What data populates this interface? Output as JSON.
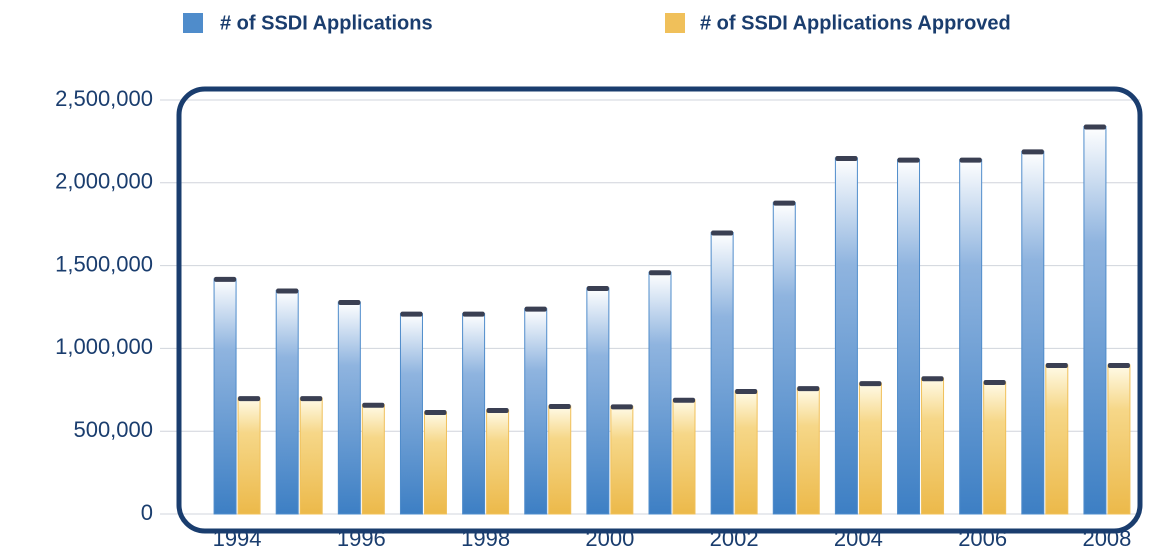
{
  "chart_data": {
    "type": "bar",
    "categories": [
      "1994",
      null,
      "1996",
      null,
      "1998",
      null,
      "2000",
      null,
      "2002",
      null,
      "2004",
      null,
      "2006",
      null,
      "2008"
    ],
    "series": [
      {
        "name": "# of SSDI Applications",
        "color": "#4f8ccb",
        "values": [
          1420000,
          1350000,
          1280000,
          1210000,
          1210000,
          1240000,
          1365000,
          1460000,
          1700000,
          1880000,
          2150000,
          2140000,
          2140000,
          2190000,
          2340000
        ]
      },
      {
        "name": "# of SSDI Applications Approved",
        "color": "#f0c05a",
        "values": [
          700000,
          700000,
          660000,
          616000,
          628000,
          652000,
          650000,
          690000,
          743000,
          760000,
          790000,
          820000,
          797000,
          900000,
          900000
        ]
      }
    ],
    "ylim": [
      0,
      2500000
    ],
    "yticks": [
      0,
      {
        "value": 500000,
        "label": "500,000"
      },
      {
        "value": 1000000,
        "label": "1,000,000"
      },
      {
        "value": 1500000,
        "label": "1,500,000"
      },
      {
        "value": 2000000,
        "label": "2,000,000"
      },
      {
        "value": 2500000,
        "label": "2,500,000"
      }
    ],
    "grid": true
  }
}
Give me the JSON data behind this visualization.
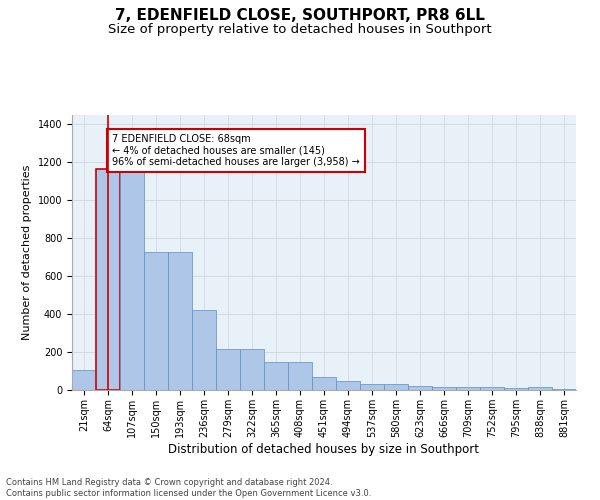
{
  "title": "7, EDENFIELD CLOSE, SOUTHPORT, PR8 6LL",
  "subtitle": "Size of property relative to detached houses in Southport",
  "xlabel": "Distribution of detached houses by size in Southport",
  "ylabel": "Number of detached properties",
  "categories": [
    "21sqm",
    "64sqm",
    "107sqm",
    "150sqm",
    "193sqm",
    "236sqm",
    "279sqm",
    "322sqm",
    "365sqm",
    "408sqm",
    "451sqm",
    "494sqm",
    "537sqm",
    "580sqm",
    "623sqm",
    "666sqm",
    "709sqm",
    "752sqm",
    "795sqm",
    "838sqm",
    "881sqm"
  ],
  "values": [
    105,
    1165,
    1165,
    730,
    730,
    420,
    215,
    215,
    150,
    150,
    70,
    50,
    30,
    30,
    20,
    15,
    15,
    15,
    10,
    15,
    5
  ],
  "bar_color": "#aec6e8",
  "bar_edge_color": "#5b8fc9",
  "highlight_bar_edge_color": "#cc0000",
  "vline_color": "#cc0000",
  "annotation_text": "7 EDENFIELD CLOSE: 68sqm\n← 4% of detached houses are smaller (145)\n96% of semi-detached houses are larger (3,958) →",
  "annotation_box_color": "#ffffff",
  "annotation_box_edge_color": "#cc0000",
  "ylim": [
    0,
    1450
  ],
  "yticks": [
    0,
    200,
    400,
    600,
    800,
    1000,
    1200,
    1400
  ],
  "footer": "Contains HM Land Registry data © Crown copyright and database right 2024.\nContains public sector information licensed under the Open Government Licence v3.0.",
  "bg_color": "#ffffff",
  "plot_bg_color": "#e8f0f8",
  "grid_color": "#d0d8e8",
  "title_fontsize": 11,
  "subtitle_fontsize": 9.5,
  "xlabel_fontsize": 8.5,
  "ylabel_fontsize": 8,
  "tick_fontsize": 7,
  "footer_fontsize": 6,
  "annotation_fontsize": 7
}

________________________

■ **Work to do**: List the lines of the entries that include "Applications".

■ **Full response**:
        "name": "# of SSDI Applications",
        "name": "# of SSDI Applications Approved",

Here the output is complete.